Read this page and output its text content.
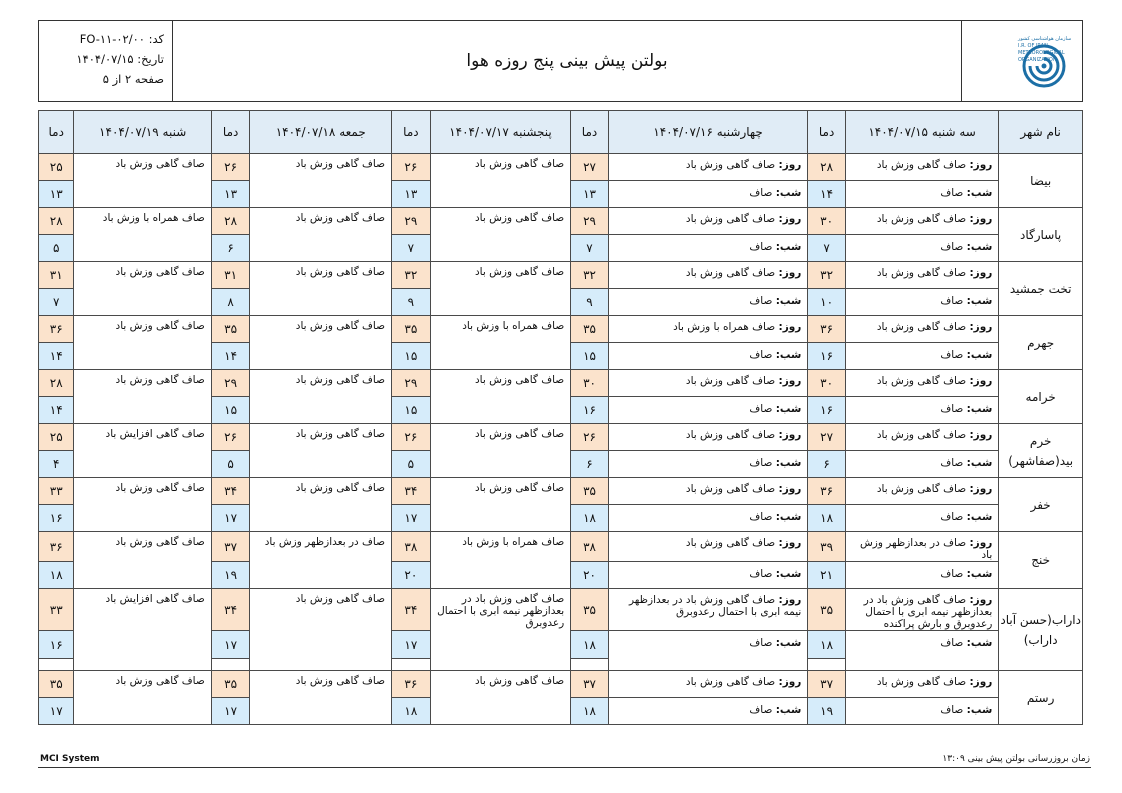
سازمان هواشناسی کشور
I.R. OF IRAN
METEOROLOGICAL
ORGANIZATION
بولتن پیش بینی پنج روزه هوا
کد: FO-۱۱-۰۲/۰۰
تاریخ: ۱۴۰۴/۰۷/۱۵
صفحه ۲ از ۵
نام شهر	سه شنبه ۱۴۰۴/۰۷/۱۵	دما	چهارشنبه ۱۴۰۴/۰۷/۱۶	دما	پنجشنبه ۱۴۰۴/۰۷/۱۷	دما	جمعه ۱۴۰۴/۰۷/۱۸	دما	شنبه ۱۴۰۴/۰۷/۱۹	دما
بیضا	روز: صاف گاهی وزش باد	۲۸	روز: صاف گاهی وزش باد	۲۷	صاف گاهی وزش باد	۲۶	صاف گاهی وزش باد	۲۶	صاف گاهی وزش باد	۲۵
	شب: صاف	۱۴	شب: صاف	۱۳		۱۳		۱۳		۱۳
پاسارگاد	روز: صاف گاهی وزش باد	۳۰	روز: صاف گاهی وزش باد	۲۹	صاف گاهی وزش باد	۲۹	صاف گاهی وزش باد	۲۸	صاف همراه با وزش باد	۲۸
	شب: صاف	۷	شب: صاف	۷		۷		۶		۵
تخت جمشید	روز: صاف گاهی وزش باد	۳۲	روز: صاف گاهی وزش باد	۳۲	صاف گاهی وزش باد	۳۲	صاف گاهی وزش باد	۳۱	صاف گاهی وزش باد	۳۱
	شب: صاف	۱۰	شب: صاف	۹		۹		۸		۷
جهرم	روز: صاف گاهی وزش باد	۳۶	روز: صاف همراه با وزش باد	۳۵	صاف همراه با وزش باد	۳۵	صاف گاهی وزش باد	۳۵	صاف گاهی وزش باد	۳۶
	شب: صاف	۱۶	شب: صاف	۱۵		۱۵		۱۴		۱۴
خرامه	روز: صاف گاهی وزش باد	۳۰	روز: صاف گاهی وزش باد	۳۰	صاف گاهی وزش باد	۲۹	صاف گاهی وزش باد	۲۹	صاف گاهی وزش باد	۲۸
	شب: صاف	۱۶	شب: صاف	۱۶		۱۵		۱۵		۱۴
خرم بید(صفاشهر)	روز: صاف گاهی وزش باد	۲۷	روز: صاف گاهی وزش باد	۲۶	صاف گاهی وزش باد	۲۶	صاف گاهی وزش باد	۲۶	صاف گاهی افزایش باد	۲۵
	شب: صاف	۶	شب: صاف	۶		۵		۵		۴
خفر	روز: صاف گاهی وزش باد	۳۶	روز: صاف گاهی وزش باد	۳۵	صاف گاهی وزش باد	۳۴	صاف گاهی وزش باد	۳۴	صاف گاهی وزش باد	۳۳
	شب: صاف	۱۸	شب: صاف	۱۸		۱۷		۱۷		۱۶
خنج	روز: صاف در بعدازظهر وزش باد	۳۹	روز: صاف گاهی وزش باد	۳۸	صاف همراه با وزش باد	۳۸	صاف در بعدازظهر وزش باد	۳۷	صاف گاهی وزش باد	۳۶
	شب: صاف	۲۱	شب: صاف	۲۰		۲۰		۱۹		۱۸
داراب(حسن آباد داراب)	روز: صاف گاهی وزش باد در بعدازظهر نیمه ابری با احتمال رعدوبرق و بارش پراکنده	۳۵	روز: صاف گاهی وزش باد در بعدازظهر نیمه ابری با احتمال رعدوبرق	۳۵	صاف گاهی وزش باد در بعدازظهر نیمه ابری با احتمال رعدوبرق	۳۴	صاف گاهی وزش باد	۳۴	صاف گاهی افزایش باد	۳۳
	شب: صاف	۱۸	شب: صاف	۱۸		۱۷		۱۷		۱۶

رستم	روز: صاف گاهی وزش باد	۳۷	روز: صاف گاهی وزش باد	۳۷	صاف گاهی وزش باد	۳۶	صاف گاهی وزش باد	۳۵	صاف گاهی وزش باد	۳۵
	شب: صاف	۱۹	شب: صاف	۱۸		۱۸		۱۷		۱۷
MCI System	زمان بروزرسانی بولتن پیش بینی ۱۳:۰۹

_DESCRIPTION OF THE TASK:_ Search the listing for the word "بینی". Copy every line in which it occurs.

_TASK RESPONSE:_
بولتن پیش بینی پنج روزه هوا
MCI System	زمان بروزرسانی بولتن پیش بینی ۱۳:۰۹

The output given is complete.